▸ Exercise aim
Scan the data below and pick out the lines containing the word "this".

---+---

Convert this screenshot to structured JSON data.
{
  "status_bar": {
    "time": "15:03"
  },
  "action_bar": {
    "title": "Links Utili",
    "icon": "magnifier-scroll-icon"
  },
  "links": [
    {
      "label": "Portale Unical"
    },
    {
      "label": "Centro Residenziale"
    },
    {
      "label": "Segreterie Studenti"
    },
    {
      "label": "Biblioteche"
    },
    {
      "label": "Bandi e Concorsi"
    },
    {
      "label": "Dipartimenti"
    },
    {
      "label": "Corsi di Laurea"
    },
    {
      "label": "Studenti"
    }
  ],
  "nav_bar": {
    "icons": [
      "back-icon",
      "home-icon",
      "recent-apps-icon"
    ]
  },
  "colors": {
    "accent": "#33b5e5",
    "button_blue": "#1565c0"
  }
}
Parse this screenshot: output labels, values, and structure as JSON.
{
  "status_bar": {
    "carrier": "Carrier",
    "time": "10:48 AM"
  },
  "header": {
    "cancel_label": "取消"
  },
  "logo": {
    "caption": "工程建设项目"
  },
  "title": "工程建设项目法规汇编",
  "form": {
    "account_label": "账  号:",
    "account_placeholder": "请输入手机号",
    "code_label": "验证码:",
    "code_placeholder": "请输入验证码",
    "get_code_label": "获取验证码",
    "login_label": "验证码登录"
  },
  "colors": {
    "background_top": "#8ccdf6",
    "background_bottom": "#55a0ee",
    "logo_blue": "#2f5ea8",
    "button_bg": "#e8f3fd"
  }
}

---+---

▸ Task response
Convert this screenshot to structured JSON data.
Parse this screenshot: output labels, values, and structure as JSON.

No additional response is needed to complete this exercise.